'''

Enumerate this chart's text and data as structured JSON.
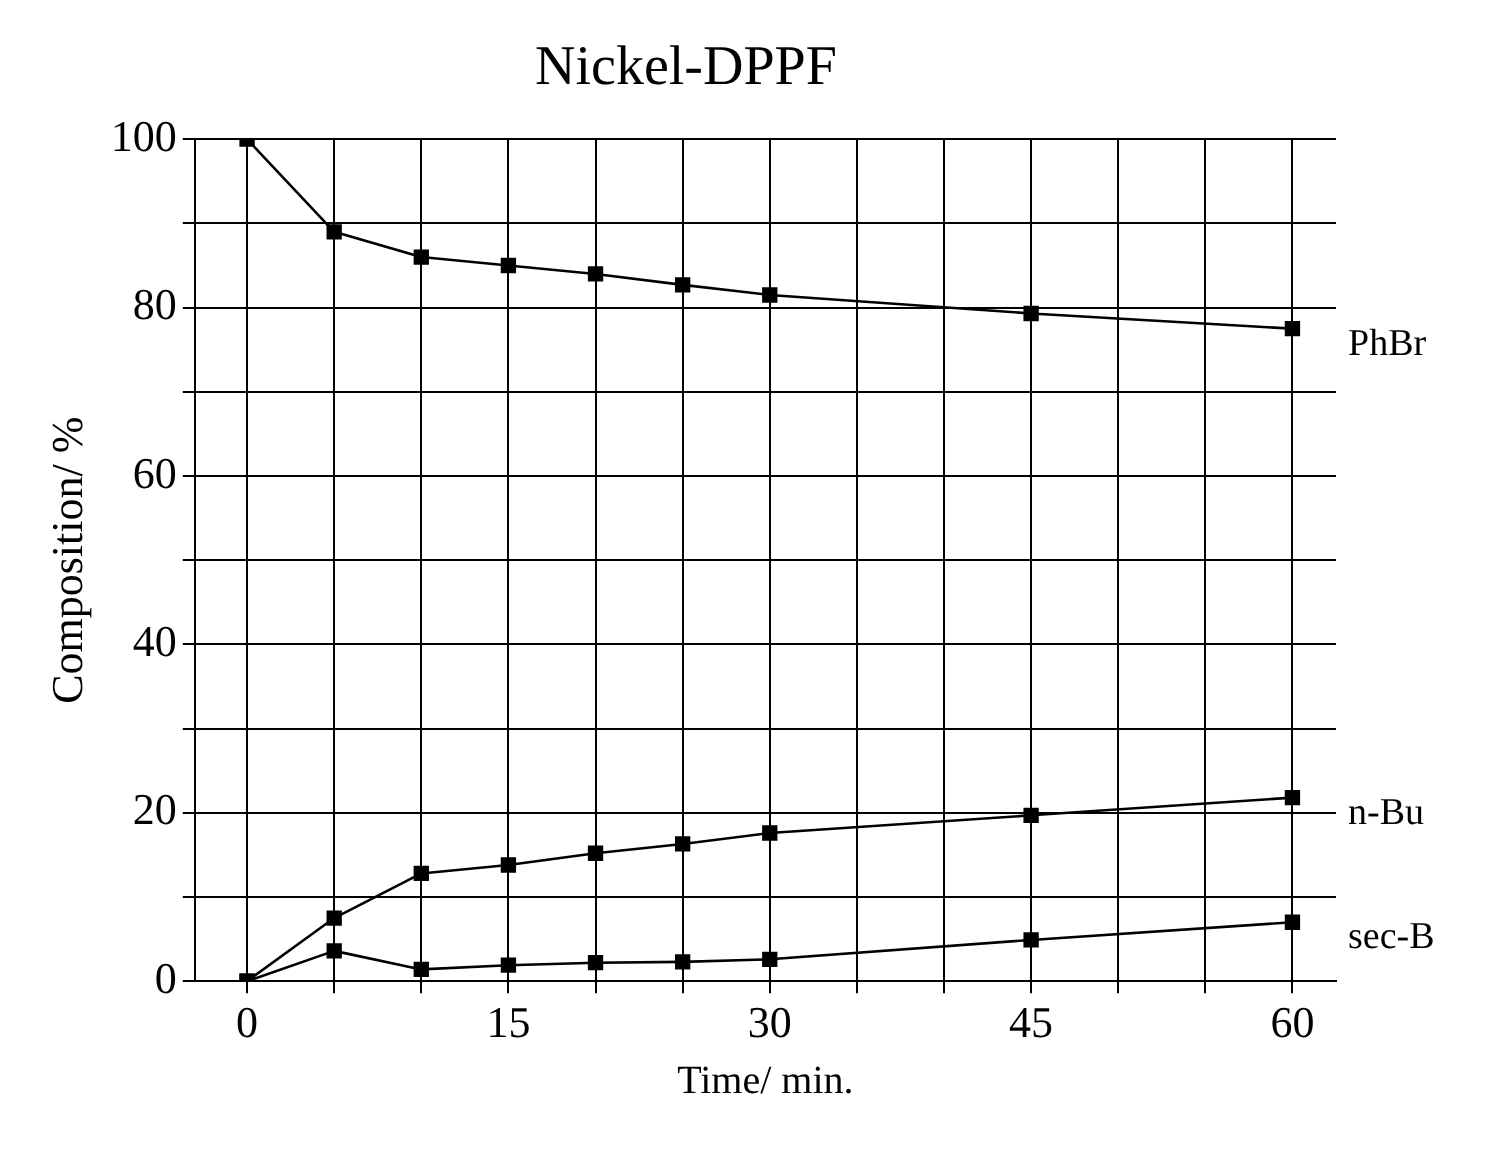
{
  "chart_data": {
    "type": "line",
    "title": "Nickel-DPPF",
    "xlabel": "Time/ min.",
    "ylabel": "Composition/ %",
    "x": [
      0,
      5,
      10,
      15,
      20,
      25,
      30,
      45,
      60
    ],
    "series": [
      {
        "name": "PhBr",
        "color": "#000000",
        "values": [
          100,
          89,
          86,
          85,
          84,
          82.7,
          81.5,
          79.3,
          77.5
        ]
      },
      {
        "name": "n-Bu",
        "color": "#000000",
        "values": [
          0,
          7.5,
          12.8,
          13.8,
          15.2,
          16.3,
          17.6,
          19.7,
          21.8
        ]
      },
      {
        "name": "sec-B",
        "color": "#000000",
        "values": [
          0,
          3.6,
          1.4,
          1.9,
          2.2,
          2.3,
          2.6,
          4.9,
          7
        ]
      }
    ],
    "xlim": [
      -3,
      62.5
    ],
    "ylim": [
      0,
      100
    ],
    "xticks": [
      0,
      {
        "value": 5,
        "label": null
      },
      {
        "value": 10,
        "label": null
      },
      15,
      {
        "value": 20,
        "label": null
      },
      {
        "value": 25,
        "label": null
      },
      30,
      {
        "value": 35,
        "label": null
      },
      {
        "value": 40,
        "label": null
      },
      45,
      {
        "value": 50,
        "label": null
      },
      {
        "value": 55,
        "label": null
      },
      60
    ],
    "yticks": [
      0,
      {
        "value": 10,
        "label": null
      },
      20,
      {
        "value": 30,
        "label": null
      },
      40,
      {
        "value": 50,
        "label": null
      },
      60,
      {
        "value": 70,
        "label": null
      },
      80,
      {
        "value": 90,
        "label": null
      },
      100
    ],
    "grid": true,
    "legend": false,
    "marker": "square",
    "line_style": "solid"
  }
}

'''

Reproduce the entries above exactly. Do not include the images.

> **Task result**:
Enumerate this chart's text and data as structured JSON.
{
  "chart_data": {
    "type": "line",
    "title": "Nickel-DPPF",
    "xlabel": "Time/ min.",
    "ylabel": "Composition/ %",
    "x": [
      0,
      5,
      10,
      15,
      20,
      25,
      30,
      45,
      60
    ],
    "series": [
      {
        "name": "PhBr",
        "color": "#000000",
        "values": [
          100,
          89,
          86,
          85,
          84,
          82.7,
          81.5,
          79.3,
          77.5
        ]
      },
      {
        "name": "n-Bu",
        "color": "#000000",
        "values": [
          0,
          7.5,
          12.8,
          13.8,
          15.2,
          16.3,
          17.6,
          19.7,
          21.8
        ]
      },
      {
        "name": "sec-B",
        "color": "#000000",
        "values": [
          0,
          3.6,
          1.4,
          1.9,
          2.2,
          2.3,
          2.6,
          4.9,
          7
        ]
      }
    ],
    "xlim": [
      -3,
      62.5
    ],
    "ylim": [
      0,
      100
    ],
    "xticks": [
      0,
      {
        "value": 5,
        "label": null
      },
      {
        "value": 10,
        "label": null
      },
      15,
      {
        "value": 20,
        "label": null
      },
      {
        "value": 25,
        "label": null
      },
      30,
      {
        "value": 35,
        "label": null
      },
      {
        "value": 40,
        "label": null
      },
      45,
      {
        "value": 50,
        "label": null
      },
      {
        "value": 55,
        "label": null
      },
      60
    ],
    "yticks": [
      0,
      {
        "value": 10,
        "label": null
      },
      20,
      {
        "value": 30,
        "label": null
      },
      40,
      {
        "value": 50,
        "label": null
      },
      60,
      {
        "value": 70,
        "label": null
      },
      80,
      {
        "value": 90,
        "label": null
      },
      100
    ],
    "grid": true,
    "legend": false,
    "marker": "square",
    "line_style": "solid"
  }
}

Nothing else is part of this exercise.